>> BEGIN DATA SUPPLIED

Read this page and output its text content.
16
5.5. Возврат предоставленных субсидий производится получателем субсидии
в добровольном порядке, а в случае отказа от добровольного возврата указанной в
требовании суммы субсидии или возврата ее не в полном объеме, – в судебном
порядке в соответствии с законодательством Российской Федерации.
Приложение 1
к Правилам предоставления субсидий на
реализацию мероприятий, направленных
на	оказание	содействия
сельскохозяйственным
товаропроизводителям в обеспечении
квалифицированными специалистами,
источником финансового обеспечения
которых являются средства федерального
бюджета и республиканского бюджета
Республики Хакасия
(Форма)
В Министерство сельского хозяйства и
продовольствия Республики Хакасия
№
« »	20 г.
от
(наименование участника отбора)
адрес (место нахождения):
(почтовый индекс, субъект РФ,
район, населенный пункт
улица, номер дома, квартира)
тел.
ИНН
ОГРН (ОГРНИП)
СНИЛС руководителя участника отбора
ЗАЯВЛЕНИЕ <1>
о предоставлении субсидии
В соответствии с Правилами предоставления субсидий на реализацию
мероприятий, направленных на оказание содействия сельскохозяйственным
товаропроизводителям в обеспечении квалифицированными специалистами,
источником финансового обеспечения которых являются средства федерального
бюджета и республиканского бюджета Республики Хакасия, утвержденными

>> END DATA SUPPLIED

TASK BRIEF:
Write out the records above again, keeping each one identical to the original.

ANSWER TO THE PROBLEM:
Read this page and output its text content.
16
5.5. Возврат предоставленных субсидий производится получателем субсидии
в добровольном порядке, а в случае отказа от добровольного возврата указанной в
требовании суммы субсидии или возврата ее не в полном объеме, – в судебном
порядке в соответствии с законодательством Российской Федерации.
Приложение 1
к Правилам предоставления субсидий на
реализацию мероприятий, направленных
на	оказание	содействия
сельскохозяйственным
товаропроизводителям в обеспечении
квалифицированными специалистами,
источником финансового обеспечения
которых являются средства федерального
бюджета и республиканского бюджета
Республики Хакасия
(Форма)
В Министерство сельского хозяйства и
продовольствия Республики Хакасия
№
« »	20 г.
от
(наименование участника отбора)
адрес (место нахождения):
(почтовый индекс, субъект РФ,
район, населенный пункт
улица, номер дома, квартира)
тел.
ИНН
ОГРН (ОГРНИП)
СНИЛС руководителя участника отбора
ЗАЯВЛЕНИЕ <1>
о предоставлении субсидии
В соответствии с Правилами предоставления субсидий на реализацию
мероприятий, направленных на оказание содействия сельскохозяйственным
товаропроизводителям в обеспечении квалифицированными специалистами,
источником финансового обеспечения которых являются средства федерального
бюджета и республиканского бюджета Республики Хакасия, утвержденными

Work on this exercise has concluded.